── Texte à lire ──

Les groupes d’audiovisuels publics européens se distinguent en misant sur la qualité et l’originalité de leurs contenus. Et en renforçant leurs partenariats de coproduction.
Des alliances pour exister
À l’occasion du festival lillois « Séries Mania », en mai 2018, France Télévisions, la ZDF (Allemagne) et la Rai (Italie)
ont annoncé la création d’un regroupement audiovisuel européen. L’objectif est de « valoriser le patrimoine et la culture européenne à travers la production de séries européennes de grande envergure et ainsi renforcer sa place dans un environnement des plus concurrentiel ». D’après France Télévisions, « l’Alliance » a d’ores et déjà comme partenaires privilégiés (en rose sur la carte ci-dessous) la RTVE (Espagne), la RTBF, la VRT (Belgique) et la RTS (Suisse).
Une année après son lancement, Norbert Himmler, directeur du contenu de la chaîne allemande ZDF a fait part de sa satisfaction concernant le lancement rapide de deux projets de séries de grande qualité dans un temps resserré. « L’éventail se déploie des séries haut-de-gamme ambitieuses à des projets innovants destinés à des cibles plus jeunes « , s’est-il réjoui dans un communiqué.
Le 4 décembre, à l’occasion du C21 London Content, l’Alliance a annoncé travailler sur sept nouveaux projets. « Nous voulons ouvrir des portes internationales à de nombreux talents et initier des projets originaux à plus grande échelle », a expliqué Nathalie Biancolli, directrice de la fiction internationale et des acquisitions de France Télévisions.
Lucien Perticoz rappelle que ces logiques de coproduction ne sont pas nouvelles.
« Les coproductions, c’est vieux comme l’histoire du cinéma, l’Alliance n’a rien de nouveau. Il s’agit simplement d’accords qui permettent de mutualiser les moyens pour produire des fictions plus ambitieuses, avec un espoir de mutualiser les audiences. Mais on ne peut pas dire que ça fonde une politique de l’audiovisuel européen », tempère-t-il tout en saluant l’initiative.
Delphine Ernotte a expliqué être à l’origine de ce rapprochement, ayant pour modèle l’association Scandinave « Nordvision », créée en 1959.
La plateforme finlandaise Areena, concurrente locale de Netflix
Déjà fortes d’une tradition ancienne de coproduction, les chaînes du nord de l’Europe ont réaffirmé leur volonté d’avancer à plusieurs : DR (Danemark), Svt (Suède), NRK (Norvège), Yle (Finlande) et RUV (Islande) se sont officiellement associées en avril 2018. L’objectif : co-produire douze séries par an (environ 200 épisodes), diffusées simultanément dans les cinq pays, puis proposées gratuitement pendant un an sur chacun de leur site. Baptisée « Nordic 12 », l’alliance des chaînes nordiques mise donc sur sa spécialité, la production de séries made in Scandinavie, des contenus locaux dont le succès dépasse amplement leurs frontières.
Renforcée par cette collaboration, la chaîne de télévision publique finlandaise Yle revendique sur sa plateforme vidéo/audio, gratuite et sans pub, une fréquentation supérieure à celle de Netflix au niveau local. Un quart des habitants la consulte chaque jour. Initialement un simple site de visionnage en différé, Areena a rapidement transité vers un modèle de plateforme dédiée à la vidéo à la demande. Un succès qui résulte des investissements dans le numérique remontant à 2012.

───
── Données fournies ──

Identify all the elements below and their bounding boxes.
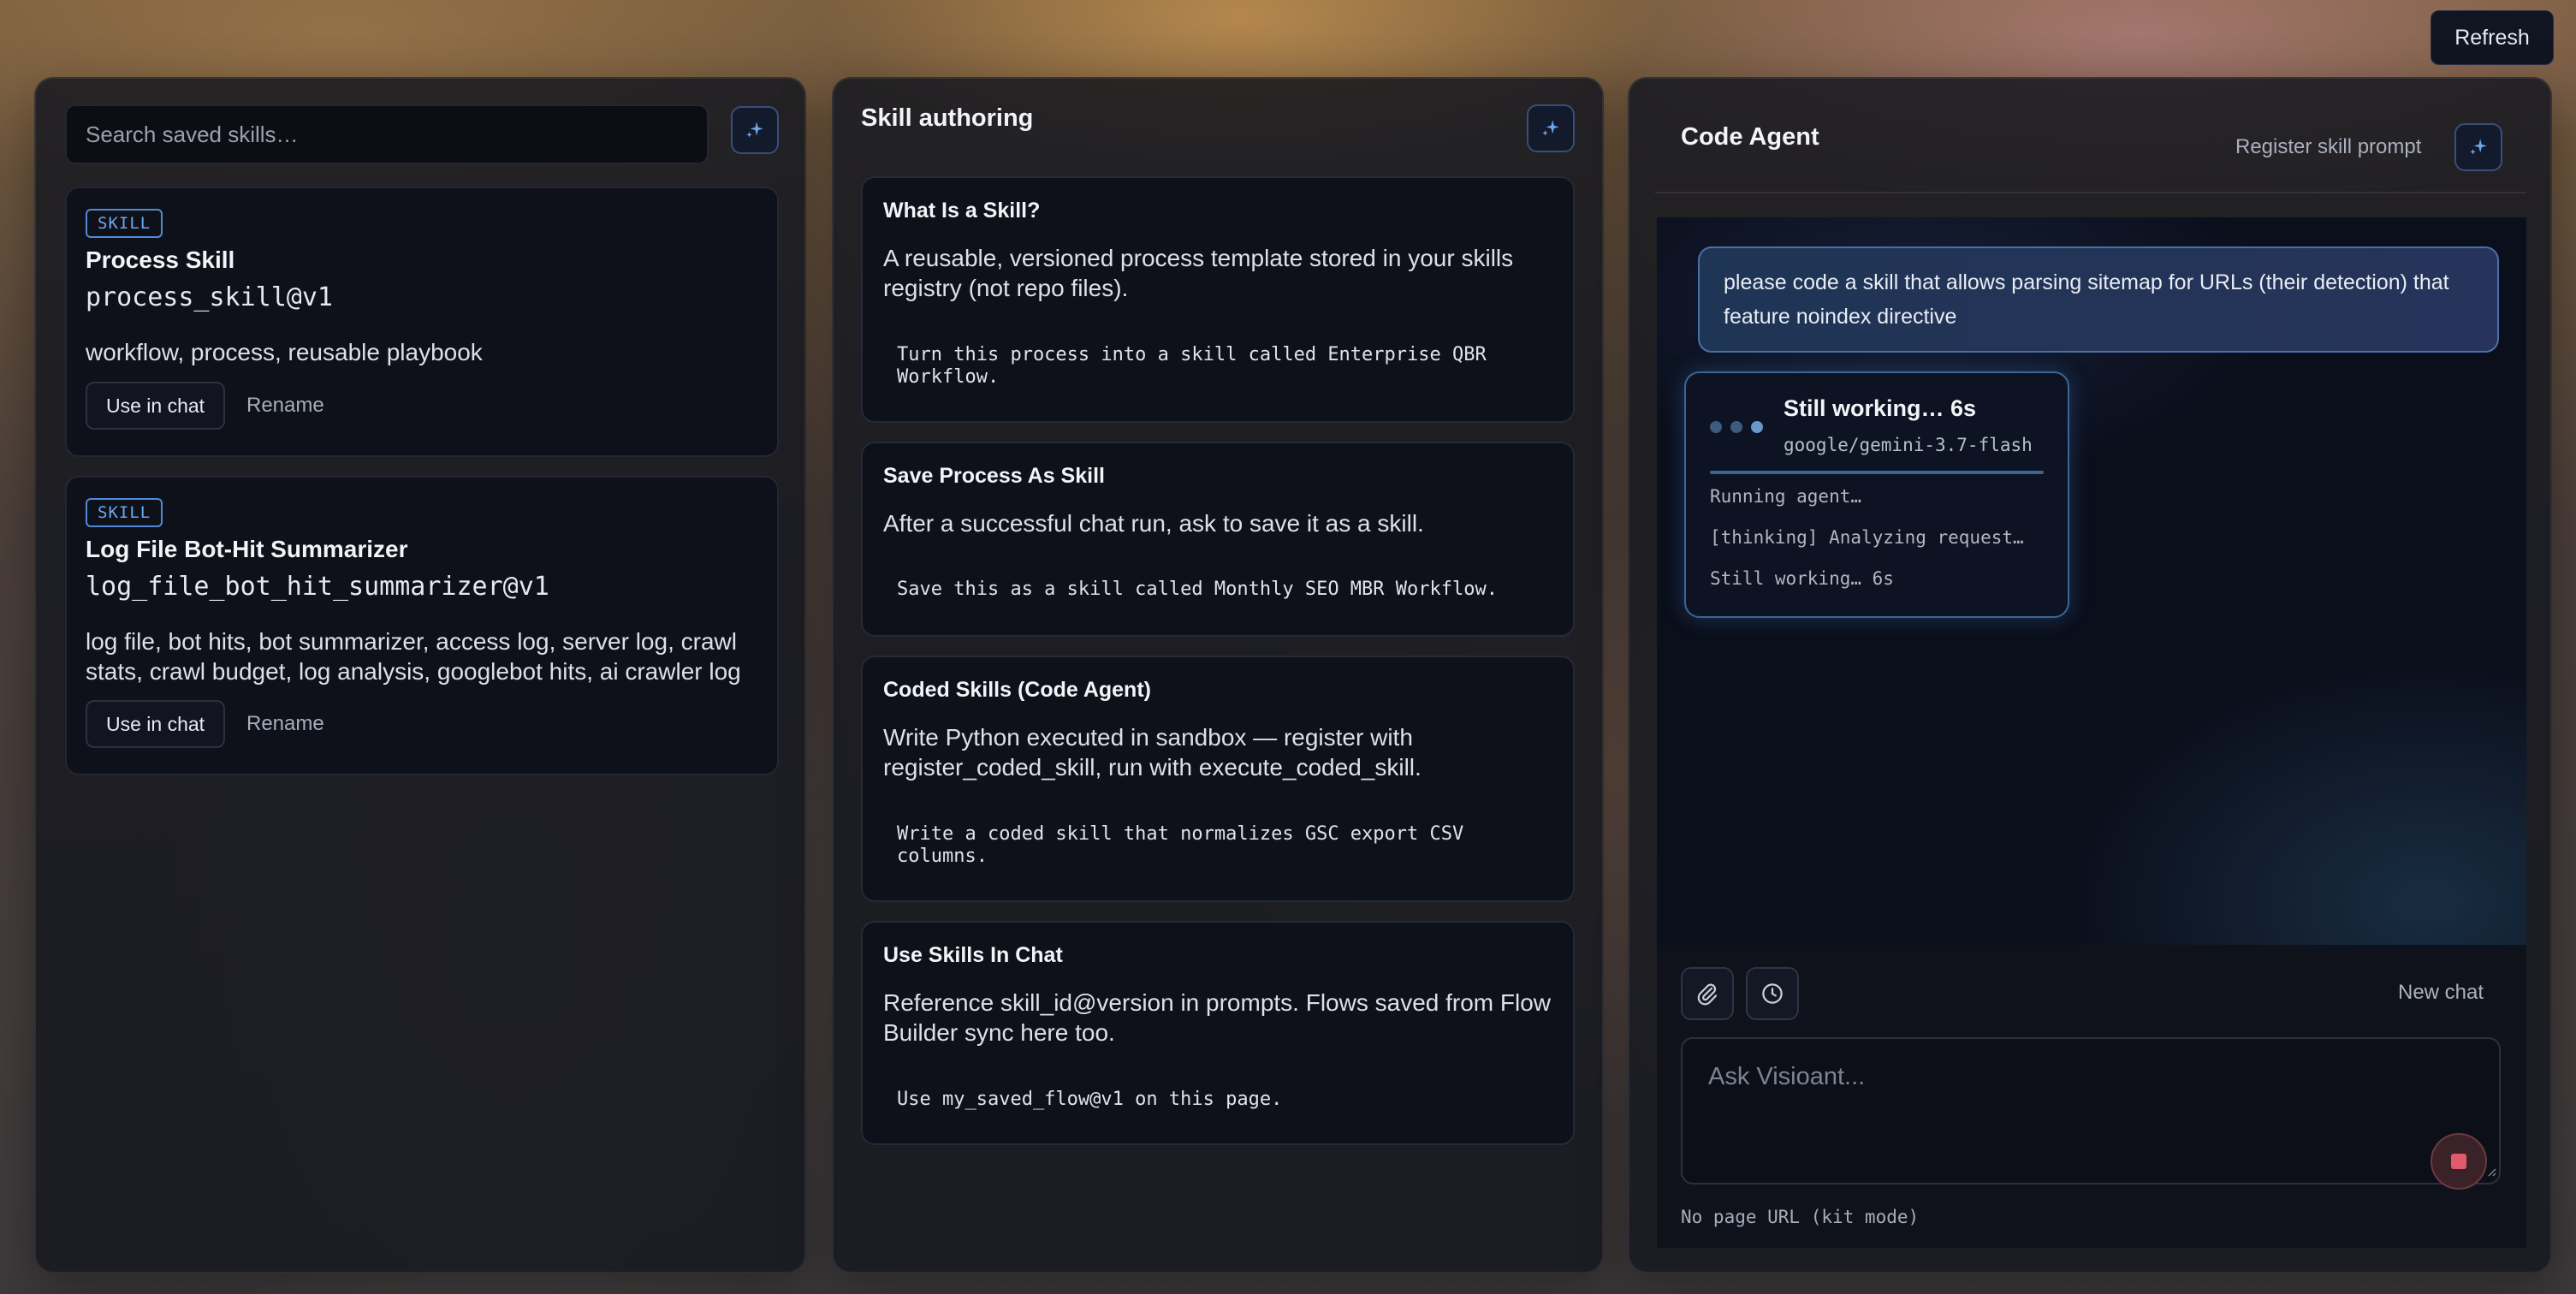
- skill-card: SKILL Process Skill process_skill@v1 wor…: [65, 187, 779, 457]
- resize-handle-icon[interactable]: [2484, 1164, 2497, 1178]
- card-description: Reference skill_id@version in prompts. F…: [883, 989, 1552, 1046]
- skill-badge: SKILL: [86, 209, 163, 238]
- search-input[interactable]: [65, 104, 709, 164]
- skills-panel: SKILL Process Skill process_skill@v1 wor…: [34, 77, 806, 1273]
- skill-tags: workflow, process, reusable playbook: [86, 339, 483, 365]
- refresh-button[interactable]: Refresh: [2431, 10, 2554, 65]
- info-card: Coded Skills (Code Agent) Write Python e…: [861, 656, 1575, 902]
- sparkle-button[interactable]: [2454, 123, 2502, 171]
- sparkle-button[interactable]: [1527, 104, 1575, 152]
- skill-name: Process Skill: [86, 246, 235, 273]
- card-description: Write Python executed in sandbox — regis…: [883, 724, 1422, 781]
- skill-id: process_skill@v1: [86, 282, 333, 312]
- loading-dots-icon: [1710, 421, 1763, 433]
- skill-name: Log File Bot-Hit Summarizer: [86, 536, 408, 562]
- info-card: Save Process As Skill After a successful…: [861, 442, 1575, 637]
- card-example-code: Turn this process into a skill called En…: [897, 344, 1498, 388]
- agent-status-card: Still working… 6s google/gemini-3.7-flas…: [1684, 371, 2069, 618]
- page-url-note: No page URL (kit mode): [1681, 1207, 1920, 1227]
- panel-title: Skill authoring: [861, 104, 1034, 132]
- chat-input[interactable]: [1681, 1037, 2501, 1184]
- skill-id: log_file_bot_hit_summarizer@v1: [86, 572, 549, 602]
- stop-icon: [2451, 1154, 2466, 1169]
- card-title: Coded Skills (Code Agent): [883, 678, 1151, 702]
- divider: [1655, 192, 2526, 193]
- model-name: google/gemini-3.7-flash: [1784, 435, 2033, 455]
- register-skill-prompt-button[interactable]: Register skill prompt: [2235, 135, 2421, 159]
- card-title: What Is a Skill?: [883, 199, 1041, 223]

───

Dans l'article sur les alliances de l'audiovisuel public européen, restituez mot pour mot le passage qui va de « ont annoncé la » jusqu'à « dans un communiqué. ».

ont annoncé la création d’un regroupement audiovisuel européen. L’objectif est de « valoriser le patrimoine et la culture européenne à travers la production de séries européennes de grande envergure et ainsi renforcer sa place dans un environnement des plus concurrentiel ». D’après France Télévisions, « l’Alliance » a d’ores et déjà comme partenaires privilégiés (en rose sur la carte ci-dessous) la RTVE (Espagne), la RTBF, la VRT (Belgique) et la RTS (Suisse).
Une année après son lancement, Norbert Himmler, directeur du contenu de la chaîne allemande ZDF a fait part de sa satisfaction concernant le lancement rapide de deux projets de séries de grande qualité dans un temps resserré. « L’éventail se déploie des séries haut-de-gamme ambitieuses à des projets innovants destinés à des cibles plus jeunes « , s’est-il réjoui dans un communiqué.